Required work
Please copy every line of the data in which the string "destiné" appears.
---------- Given records ----------
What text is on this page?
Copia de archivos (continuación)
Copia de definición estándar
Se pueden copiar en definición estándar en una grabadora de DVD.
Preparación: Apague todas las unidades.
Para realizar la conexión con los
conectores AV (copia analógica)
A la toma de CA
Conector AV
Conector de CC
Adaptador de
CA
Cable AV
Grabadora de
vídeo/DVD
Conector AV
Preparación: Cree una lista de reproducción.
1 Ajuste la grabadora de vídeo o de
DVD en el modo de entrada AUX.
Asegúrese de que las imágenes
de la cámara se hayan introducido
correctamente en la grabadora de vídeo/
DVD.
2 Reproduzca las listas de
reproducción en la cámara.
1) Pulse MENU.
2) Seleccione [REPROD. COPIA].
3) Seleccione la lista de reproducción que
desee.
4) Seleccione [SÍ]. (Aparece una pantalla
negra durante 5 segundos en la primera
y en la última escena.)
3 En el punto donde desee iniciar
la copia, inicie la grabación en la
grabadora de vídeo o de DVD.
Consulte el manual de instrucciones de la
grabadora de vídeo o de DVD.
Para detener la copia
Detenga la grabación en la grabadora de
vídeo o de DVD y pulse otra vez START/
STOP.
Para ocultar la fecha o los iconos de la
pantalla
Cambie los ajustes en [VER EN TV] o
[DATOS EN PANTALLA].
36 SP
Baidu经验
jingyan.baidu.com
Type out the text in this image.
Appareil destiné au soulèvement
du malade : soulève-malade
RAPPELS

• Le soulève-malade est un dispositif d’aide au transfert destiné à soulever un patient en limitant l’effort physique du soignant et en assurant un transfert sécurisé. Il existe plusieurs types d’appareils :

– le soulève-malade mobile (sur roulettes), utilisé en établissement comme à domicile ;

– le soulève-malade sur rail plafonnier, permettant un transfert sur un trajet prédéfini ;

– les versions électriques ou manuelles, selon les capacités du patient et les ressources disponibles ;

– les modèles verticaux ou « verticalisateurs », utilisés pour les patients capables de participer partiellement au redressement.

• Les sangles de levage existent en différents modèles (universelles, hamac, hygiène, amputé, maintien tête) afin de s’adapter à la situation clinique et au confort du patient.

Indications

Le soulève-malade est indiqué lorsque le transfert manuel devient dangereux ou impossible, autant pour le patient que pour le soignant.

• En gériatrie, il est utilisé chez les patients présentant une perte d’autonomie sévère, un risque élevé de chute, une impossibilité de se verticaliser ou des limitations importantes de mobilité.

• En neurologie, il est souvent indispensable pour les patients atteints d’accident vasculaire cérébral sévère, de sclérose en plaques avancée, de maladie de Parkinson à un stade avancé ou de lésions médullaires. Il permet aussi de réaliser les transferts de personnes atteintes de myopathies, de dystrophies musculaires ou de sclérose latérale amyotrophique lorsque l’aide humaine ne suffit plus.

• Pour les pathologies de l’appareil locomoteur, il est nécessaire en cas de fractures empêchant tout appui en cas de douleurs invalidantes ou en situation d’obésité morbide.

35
----------
Answer to this exercise
Appareil destiné au soulèvement
• Le soulève-malade est un dispositif d’aide au transfert destiné à soulever un patient en limitant l’effort physique du soignant et en assurant un transfert sécurisé. Il existe plusieurs types d’appareils :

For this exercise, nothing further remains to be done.